### MATERIAL
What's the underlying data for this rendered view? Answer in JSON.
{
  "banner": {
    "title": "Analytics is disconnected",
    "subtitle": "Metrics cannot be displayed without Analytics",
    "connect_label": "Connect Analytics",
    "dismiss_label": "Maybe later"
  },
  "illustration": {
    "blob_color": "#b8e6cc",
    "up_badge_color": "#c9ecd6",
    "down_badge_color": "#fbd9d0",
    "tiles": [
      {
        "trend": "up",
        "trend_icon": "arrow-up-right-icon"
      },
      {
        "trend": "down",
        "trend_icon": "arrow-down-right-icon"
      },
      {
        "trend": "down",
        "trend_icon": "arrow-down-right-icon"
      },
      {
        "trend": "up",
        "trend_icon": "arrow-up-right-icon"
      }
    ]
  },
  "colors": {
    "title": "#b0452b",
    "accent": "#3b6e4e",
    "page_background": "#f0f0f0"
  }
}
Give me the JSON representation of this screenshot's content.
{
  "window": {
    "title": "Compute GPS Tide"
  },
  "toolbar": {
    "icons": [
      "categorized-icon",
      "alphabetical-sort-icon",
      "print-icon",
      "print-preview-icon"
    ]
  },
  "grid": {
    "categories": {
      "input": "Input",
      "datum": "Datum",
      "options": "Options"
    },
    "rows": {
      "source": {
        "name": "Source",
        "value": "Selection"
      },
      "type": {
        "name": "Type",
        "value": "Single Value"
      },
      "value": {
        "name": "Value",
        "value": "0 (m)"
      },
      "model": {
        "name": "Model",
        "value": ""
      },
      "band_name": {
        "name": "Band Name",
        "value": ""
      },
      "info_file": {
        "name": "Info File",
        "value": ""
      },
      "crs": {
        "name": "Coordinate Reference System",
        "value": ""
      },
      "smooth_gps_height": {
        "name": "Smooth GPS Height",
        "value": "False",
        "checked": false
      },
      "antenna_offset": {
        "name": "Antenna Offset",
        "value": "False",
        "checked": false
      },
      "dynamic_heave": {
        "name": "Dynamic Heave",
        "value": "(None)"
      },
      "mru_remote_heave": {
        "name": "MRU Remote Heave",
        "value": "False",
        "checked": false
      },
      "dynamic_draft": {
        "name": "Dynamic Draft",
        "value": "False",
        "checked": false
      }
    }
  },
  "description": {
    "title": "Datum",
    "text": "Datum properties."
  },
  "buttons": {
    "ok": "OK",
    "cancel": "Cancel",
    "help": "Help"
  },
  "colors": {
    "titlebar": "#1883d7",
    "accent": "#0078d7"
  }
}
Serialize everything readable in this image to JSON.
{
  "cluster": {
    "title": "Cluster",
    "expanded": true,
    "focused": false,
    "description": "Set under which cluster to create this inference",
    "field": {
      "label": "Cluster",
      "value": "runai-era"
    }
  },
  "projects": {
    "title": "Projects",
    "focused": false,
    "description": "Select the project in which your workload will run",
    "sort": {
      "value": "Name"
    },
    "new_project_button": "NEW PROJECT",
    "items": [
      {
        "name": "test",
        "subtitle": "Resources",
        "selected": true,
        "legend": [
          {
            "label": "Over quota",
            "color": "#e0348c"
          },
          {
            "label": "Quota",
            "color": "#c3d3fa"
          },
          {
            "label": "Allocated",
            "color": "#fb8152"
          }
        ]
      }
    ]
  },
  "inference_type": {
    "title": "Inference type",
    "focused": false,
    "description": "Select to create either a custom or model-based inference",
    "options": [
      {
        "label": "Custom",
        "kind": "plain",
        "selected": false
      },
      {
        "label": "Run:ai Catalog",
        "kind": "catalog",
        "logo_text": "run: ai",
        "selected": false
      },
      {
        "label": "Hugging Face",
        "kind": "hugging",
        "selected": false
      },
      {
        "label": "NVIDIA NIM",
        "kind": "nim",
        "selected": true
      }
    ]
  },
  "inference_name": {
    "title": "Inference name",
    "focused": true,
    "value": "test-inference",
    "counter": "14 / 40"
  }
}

### THE EXERCISE
Repeat the material from above exactly, word for word.

### REPLY
What's the underlying data for this rendered view? Answer in JSON.
{
  "banner": {
    "title": "Analytics is disconnected",
    "subtitle": "Metrics cannot be displayed without Analytics",
    "connect_label": "Connect Analytics",
    "dismiss_label": "Maybe later"
  },
  "illustration": {
    "blob_color": "#b8e6cc",
    "up_badge_color": "#c9ecd6",
    "down_badge_color": "#fbd9d0",
    "tiles": [
      {
        "trend": "up",
        "trend_icon": "arrow-up-right-icon"
      },
      {
        "trend": "down",
        "trend_icon": "arrow-down-right-icon"
      },
      {
        "trend": "down",
        "trend_icon": "arrow-down-right-icon"
      },
      {
        "trend": "up",
        "trend_icon": "arrow-up-right-icon"
      }
    ]
  },
  "colors": {
    "title": "#b0452b",
    "accent": "#3b6e4e",
    "page_background": "#f0f0f0"
  }
}
Give me the JSON representation of this screenshot's content.
{
  "window": {
    "title": "Compute GPS Tide"
  },
  "toolbar": {
    "icons": [
      "categorized-icon",
      "alphabetical-sort-icon",
      "print-icon",
      "print-preview-icon"
    ]
  },
  "grid": {
    "categories": {
      "input": "Input",
      "datum": "Datum",
      "options": "Options"
    },
    "rows": {
      "source": {
        "name": "Source",
        "value": "Selection"
      },
      "type": {
        "name": "Type",
        "value": "Single Value"
      },
      "value": {
        "name": "Value",
        "value": "0 (m)"
      },
      "model": {
        "name": "Model",
        "value": ""
      },
      "band_name": {
        "name": "Band Name",
        "value": ""
      },
      "info_file": {
        "name": "Info File",
        "value": ""
      },
      "crs": {
        "name": "Coordinate Reference System",
        "value": ""
      },
      "smooth_gps_height": {
        "name": "Smooth GPS Height",
        "value": "False",
        "checked": false
      },
      "antenna_offset": {
        "name": "Antenna Offset",
        "value": "False",
        "checked": false
      },
      "dynamic_heave": {
        "name": "Dynamic Heave",
        "value": "(None)"
      },
      "mru_remote_heave": {
        "name": "MRU Remote Heave",
        "value": "False",
        "checked": false
      },
      "dynamic_draft": {
        "name": "Dynamic Draft",
        "value": "False",
        "checked": false
      }
    }
  },
  "description": {
    "title": "Datum",
    "text": "Datum properties."
  },
  "buttons": {
    "ok": "OK",
    "cancel": "Cancel",
    "help": "Help"
  },
  "colors": {
    "titlebar": "#1883d7",
    "accent": "#0078d7"
  }
}
Serialize everything readable in this image to JSON.
{
  "cluster": {
    "title": "Cluster",
    "expanded": true,
    "focused": false,
    "description": "Set under which cluster to create this inference",
    "field": {
      "label": "Cluster",
      "value": "runai-era"
    }
  },
  "projects": {
    "title": "Projects",
    "focused": false,
    "description": "Select the project in which your workload will run",
    "sort": {
      "value": "Name"
    },
    "new_project_button": "NEW PROJECT",
    "items": [
      {
        "name": "test",
        "subtitle": "Resources",
        "selected": true,
        "legend": [
          {
            "label": "Over quota",
            "color": "#e0348c"
          },
          {
            "label": "Quota",
            "color": "#c3d3fa"
          },
          {
            "label": "Allocated",
            "color": "#fb8152"
          }
        ]
      }
    ]
  },
  "inference_type": {
    "title": "Inference type",
    "focused": false,
    "description": "Select to create either a custom or model-based inference",
    "options": [
      {
        "label": "Custom",
        "kind": "plain",
        "selected": false
      },
      {
        "label": "Run:ai Catalog",
        "kind": "catalog",
        "logo_text": "run: ai",
        "selected": false
      },
      {
        "label": "Hugging Face",
        "kind": "hugging",
        "selected": false
      },
      {
        "label": "NVIDIA NIM",
        "kind": "nim",
        "selected": true
      }
    ]
  },
  "inference_name": {
    "title": "Inference name",
    "focused": true,
    "value": "test-inference",
    "counter": "14 / 40"
  }
}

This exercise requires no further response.